— start RECORDS FOR THE EXERCISE —

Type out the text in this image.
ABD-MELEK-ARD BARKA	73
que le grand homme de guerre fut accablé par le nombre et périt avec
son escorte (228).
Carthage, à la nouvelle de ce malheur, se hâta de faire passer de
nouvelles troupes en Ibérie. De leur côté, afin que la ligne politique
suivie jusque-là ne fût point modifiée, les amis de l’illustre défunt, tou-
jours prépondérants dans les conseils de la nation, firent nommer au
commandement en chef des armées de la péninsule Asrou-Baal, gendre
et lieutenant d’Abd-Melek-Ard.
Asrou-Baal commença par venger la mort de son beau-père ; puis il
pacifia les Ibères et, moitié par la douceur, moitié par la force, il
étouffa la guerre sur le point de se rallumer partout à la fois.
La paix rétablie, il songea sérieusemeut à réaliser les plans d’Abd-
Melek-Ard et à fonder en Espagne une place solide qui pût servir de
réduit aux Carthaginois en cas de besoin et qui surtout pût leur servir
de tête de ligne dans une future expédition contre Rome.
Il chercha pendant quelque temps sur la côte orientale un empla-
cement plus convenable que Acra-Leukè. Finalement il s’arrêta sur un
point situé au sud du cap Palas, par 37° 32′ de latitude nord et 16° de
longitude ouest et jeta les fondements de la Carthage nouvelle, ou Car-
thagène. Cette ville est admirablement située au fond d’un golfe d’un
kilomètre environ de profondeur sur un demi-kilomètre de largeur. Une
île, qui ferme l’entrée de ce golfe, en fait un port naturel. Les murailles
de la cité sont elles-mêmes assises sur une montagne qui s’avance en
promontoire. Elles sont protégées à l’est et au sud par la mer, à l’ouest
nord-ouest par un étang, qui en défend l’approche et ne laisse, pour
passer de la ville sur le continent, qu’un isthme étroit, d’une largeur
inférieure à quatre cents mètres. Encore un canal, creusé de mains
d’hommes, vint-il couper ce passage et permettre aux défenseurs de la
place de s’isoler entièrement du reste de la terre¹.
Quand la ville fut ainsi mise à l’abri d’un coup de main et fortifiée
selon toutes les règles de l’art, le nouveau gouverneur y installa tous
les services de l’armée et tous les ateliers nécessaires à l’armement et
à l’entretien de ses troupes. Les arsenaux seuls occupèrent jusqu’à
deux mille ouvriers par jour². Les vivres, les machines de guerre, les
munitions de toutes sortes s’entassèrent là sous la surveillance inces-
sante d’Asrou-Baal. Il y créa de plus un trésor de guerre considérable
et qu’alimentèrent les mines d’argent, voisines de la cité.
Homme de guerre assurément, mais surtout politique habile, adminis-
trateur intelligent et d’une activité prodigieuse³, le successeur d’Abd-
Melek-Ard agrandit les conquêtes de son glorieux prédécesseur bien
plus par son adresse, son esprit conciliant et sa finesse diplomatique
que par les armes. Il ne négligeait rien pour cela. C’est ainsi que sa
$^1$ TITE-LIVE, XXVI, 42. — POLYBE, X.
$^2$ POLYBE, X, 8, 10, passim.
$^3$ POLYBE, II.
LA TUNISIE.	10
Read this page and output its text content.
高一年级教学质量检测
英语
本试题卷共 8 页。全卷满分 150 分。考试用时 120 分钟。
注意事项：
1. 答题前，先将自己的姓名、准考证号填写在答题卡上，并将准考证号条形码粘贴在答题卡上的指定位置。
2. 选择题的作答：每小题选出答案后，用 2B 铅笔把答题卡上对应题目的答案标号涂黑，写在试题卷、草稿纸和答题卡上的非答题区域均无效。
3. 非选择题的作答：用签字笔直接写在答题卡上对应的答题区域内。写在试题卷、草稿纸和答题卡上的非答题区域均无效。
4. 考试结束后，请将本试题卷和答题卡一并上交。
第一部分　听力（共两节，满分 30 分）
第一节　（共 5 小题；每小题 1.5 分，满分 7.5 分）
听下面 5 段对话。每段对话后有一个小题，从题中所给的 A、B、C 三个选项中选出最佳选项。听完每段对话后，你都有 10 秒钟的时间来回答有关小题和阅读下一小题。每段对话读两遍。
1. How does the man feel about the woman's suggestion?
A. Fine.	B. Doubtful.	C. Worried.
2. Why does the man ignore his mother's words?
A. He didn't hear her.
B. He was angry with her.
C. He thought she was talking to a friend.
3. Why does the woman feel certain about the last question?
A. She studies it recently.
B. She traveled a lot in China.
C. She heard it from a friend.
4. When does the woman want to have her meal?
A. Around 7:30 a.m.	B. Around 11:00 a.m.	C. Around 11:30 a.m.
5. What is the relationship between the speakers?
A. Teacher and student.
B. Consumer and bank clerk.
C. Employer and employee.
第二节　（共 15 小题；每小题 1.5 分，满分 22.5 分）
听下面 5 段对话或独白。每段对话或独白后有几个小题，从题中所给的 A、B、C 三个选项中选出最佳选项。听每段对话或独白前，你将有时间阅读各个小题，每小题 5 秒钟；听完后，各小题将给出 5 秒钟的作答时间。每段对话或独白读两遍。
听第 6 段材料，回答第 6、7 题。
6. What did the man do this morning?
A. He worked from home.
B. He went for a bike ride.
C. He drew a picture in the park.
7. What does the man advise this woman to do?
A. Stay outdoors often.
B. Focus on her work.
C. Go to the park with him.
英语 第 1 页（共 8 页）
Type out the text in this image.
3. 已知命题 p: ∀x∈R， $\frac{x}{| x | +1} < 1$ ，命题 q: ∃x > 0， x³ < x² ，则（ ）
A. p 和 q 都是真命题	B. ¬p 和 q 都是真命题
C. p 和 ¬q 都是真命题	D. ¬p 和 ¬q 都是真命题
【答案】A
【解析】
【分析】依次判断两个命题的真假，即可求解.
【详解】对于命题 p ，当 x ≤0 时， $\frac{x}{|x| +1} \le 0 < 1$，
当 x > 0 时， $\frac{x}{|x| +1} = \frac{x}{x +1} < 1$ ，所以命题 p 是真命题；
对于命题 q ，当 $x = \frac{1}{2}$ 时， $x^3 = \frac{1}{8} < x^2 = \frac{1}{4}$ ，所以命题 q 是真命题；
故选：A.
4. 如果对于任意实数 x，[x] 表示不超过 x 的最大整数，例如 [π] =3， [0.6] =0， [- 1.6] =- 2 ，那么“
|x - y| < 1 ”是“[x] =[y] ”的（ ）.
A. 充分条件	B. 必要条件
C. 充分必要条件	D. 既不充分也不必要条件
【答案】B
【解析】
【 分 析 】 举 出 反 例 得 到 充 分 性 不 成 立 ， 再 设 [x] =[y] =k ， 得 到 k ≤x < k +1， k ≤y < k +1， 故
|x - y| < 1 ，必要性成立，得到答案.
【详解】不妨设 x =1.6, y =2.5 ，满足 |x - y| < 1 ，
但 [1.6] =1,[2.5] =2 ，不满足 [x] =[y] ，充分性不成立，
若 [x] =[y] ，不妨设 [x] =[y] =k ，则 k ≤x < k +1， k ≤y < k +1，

— end RECORDS FOR THE EXERCISE —

§ **EXERCISE GOAL**: Pull every line containing "largeur" from the data.

§ **ANSWER TO THIS EXERCISE**:
kilomètre environ de profondeur sur un demi-kilomètre de largeur. Une
passer de la ville sur le continent, qu’un isthme étroit, d’une largeur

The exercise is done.